Exercise: Find the number of lines containing the string "Ersterer" in the data. Answer with the number by itself.

Extracted data:
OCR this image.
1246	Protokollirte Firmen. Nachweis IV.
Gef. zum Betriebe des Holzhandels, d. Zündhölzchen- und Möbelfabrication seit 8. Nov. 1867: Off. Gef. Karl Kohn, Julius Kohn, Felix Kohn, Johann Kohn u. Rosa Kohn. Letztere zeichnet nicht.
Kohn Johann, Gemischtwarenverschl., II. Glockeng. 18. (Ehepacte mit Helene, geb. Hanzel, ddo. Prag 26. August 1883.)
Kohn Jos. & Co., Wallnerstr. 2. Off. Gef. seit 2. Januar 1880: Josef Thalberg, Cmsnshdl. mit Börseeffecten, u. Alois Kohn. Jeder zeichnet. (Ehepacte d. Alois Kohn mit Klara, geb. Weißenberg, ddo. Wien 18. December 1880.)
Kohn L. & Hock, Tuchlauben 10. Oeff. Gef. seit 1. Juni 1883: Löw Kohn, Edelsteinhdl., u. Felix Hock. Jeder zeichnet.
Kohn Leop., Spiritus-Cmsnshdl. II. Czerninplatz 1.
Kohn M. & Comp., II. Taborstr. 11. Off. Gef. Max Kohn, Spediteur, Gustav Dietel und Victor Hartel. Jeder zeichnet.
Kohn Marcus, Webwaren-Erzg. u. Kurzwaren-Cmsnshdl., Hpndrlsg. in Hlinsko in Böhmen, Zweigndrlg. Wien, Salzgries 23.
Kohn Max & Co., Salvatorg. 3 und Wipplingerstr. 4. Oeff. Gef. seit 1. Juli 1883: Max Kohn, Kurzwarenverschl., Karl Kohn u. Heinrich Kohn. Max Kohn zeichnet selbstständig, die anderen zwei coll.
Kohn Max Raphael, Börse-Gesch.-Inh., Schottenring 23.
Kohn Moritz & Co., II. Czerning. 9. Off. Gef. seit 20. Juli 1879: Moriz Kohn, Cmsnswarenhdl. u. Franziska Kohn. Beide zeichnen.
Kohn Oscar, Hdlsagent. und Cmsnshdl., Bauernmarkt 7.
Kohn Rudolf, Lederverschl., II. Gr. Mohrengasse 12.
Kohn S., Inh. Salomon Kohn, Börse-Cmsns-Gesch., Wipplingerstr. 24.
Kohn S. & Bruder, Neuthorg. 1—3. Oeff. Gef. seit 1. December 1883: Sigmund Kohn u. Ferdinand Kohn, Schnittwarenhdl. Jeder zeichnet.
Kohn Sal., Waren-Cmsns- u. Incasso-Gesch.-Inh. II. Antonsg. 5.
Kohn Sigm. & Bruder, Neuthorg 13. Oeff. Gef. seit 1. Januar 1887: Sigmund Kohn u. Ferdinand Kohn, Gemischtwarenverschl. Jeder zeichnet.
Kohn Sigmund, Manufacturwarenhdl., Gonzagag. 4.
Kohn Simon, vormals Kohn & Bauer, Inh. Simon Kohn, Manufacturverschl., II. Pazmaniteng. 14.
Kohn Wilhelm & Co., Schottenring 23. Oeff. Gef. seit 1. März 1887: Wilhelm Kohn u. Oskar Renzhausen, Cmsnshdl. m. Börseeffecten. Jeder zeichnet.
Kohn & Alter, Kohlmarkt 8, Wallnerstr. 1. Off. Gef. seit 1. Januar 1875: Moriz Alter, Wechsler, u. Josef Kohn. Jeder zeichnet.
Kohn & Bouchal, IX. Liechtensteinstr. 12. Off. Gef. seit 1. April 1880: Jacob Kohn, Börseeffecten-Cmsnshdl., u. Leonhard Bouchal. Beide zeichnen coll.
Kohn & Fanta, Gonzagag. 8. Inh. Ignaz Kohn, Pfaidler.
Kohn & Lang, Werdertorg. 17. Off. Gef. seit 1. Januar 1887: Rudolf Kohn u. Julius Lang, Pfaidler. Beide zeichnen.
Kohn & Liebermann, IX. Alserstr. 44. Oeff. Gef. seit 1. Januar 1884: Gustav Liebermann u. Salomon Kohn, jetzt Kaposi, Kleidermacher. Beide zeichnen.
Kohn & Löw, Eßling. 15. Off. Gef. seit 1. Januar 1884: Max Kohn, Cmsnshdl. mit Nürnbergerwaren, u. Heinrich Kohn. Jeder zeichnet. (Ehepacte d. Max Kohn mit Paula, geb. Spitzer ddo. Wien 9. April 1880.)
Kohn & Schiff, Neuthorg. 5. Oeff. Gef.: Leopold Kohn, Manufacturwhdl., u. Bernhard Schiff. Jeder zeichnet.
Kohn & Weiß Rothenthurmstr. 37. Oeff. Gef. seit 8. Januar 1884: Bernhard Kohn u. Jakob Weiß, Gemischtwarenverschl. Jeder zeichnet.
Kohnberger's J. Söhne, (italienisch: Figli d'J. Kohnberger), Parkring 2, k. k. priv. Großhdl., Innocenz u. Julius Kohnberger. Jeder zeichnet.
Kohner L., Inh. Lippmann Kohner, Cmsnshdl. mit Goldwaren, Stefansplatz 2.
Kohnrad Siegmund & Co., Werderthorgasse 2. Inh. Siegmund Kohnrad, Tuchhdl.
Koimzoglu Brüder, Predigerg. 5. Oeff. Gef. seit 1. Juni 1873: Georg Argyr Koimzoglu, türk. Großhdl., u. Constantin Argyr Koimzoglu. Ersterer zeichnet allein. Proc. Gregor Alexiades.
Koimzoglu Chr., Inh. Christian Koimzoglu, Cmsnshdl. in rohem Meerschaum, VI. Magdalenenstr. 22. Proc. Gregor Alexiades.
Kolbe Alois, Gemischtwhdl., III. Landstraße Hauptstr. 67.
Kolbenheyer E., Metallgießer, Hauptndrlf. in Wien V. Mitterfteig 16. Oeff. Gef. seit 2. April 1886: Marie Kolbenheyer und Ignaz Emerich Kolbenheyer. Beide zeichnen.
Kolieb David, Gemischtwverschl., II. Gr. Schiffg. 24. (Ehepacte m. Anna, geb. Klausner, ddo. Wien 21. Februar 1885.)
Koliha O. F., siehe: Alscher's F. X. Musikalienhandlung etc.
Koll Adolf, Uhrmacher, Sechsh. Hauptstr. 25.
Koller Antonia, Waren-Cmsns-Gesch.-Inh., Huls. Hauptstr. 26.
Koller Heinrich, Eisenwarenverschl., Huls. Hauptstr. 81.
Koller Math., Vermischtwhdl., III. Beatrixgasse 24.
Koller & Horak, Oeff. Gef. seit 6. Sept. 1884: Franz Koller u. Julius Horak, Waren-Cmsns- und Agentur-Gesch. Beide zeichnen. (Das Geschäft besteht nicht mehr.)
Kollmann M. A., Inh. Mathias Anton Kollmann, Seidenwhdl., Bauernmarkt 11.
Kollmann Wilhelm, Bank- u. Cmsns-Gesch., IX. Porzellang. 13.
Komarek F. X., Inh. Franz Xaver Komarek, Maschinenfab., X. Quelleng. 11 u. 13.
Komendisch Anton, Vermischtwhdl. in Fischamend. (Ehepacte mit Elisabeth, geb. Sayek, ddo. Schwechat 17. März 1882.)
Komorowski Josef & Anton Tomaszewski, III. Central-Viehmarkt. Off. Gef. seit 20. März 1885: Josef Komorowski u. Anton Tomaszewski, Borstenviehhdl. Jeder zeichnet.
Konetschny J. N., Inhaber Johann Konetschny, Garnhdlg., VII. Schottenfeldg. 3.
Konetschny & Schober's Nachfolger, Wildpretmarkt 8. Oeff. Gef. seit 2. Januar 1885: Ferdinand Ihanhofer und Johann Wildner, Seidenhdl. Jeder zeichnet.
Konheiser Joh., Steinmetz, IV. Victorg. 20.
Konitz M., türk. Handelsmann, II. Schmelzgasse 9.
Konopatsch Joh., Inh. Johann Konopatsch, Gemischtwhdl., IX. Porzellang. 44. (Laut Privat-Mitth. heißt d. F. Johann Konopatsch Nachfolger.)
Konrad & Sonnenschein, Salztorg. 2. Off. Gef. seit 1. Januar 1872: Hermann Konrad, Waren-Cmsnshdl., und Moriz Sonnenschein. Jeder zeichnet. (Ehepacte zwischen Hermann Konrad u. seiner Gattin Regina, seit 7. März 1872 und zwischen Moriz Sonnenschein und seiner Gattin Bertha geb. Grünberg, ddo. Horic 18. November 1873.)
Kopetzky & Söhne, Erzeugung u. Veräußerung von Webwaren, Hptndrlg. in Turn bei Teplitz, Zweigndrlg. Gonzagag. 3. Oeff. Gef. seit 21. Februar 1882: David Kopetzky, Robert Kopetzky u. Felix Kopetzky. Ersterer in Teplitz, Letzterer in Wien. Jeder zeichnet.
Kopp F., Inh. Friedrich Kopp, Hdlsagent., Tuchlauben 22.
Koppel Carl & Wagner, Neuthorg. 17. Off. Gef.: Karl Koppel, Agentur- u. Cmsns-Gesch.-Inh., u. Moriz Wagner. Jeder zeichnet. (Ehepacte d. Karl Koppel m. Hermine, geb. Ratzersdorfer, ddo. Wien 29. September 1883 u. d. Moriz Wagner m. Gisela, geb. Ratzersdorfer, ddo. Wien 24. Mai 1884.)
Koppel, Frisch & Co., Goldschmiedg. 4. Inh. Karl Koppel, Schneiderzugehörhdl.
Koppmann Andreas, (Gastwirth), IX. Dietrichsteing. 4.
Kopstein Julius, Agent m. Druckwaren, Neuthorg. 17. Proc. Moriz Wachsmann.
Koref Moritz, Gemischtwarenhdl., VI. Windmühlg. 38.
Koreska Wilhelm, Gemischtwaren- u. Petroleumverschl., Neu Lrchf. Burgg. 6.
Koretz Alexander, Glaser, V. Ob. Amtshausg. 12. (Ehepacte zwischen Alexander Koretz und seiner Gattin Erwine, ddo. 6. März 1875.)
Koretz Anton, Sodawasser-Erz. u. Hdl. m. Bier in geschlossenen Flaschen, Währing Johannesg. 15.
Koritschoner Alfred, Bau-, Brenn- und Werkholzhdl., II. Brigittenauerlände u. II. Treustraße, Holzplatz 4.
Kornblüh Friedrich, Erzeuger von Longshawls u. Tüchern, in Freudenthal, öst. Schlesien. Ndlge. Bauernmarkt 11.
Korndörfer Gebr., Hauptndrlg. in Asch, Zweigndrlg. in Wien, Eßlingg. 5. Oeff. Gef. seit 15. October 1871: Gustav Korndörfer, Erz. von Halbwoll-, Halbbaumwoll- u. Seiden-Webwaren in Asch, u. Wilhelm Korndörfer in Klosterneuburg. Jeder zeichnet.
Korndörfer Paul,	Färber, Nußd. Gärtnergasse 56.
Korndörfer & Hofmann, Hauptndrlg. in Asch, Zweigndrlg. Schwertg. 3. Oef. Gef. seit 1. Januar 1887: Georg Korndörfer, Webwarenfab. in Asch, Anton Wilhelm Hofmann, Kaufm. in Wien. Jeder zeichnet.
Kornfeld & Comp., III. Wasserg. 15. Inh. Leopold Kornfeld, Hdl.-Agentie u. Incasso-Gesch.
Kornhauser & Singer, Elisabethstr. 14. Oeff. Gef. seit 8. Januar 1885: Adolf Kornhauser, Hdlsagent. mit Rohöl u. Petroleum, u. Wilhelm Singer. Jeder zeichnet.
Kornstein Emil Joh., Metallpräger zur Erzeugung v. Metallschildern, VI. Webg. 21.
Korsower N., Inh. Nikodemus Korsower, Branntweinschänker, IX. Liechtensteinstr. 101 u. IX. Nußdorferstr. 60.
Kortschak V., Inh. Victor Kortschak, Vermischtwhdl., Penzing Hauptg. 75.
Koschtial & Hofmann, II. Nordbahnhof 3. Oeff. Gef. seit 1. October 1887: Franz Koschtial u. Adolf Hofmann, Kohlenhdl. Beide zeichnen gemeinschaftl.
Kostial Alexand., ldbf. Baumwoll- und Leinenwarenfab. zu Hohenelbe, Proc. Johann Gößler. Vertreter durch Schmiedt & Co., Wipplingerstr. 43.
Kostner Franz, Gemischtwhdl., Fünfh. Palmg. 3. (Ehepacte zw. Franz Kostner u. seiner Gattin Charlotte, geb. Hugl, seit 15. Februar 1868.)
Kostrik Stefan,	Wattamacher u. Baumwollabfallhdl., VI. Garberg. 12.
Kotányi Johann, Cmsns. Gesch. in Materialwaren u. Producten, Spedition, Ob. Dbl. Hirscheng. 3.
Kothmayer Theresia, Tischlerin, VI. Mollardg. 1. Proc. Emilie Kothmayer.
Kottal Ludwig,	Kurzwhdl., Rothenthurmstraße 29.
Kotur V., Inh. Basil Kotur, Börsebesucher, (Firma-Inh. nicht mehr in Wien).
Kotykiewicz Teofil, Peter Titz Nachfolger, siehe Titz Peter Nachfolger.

Answer in full: 2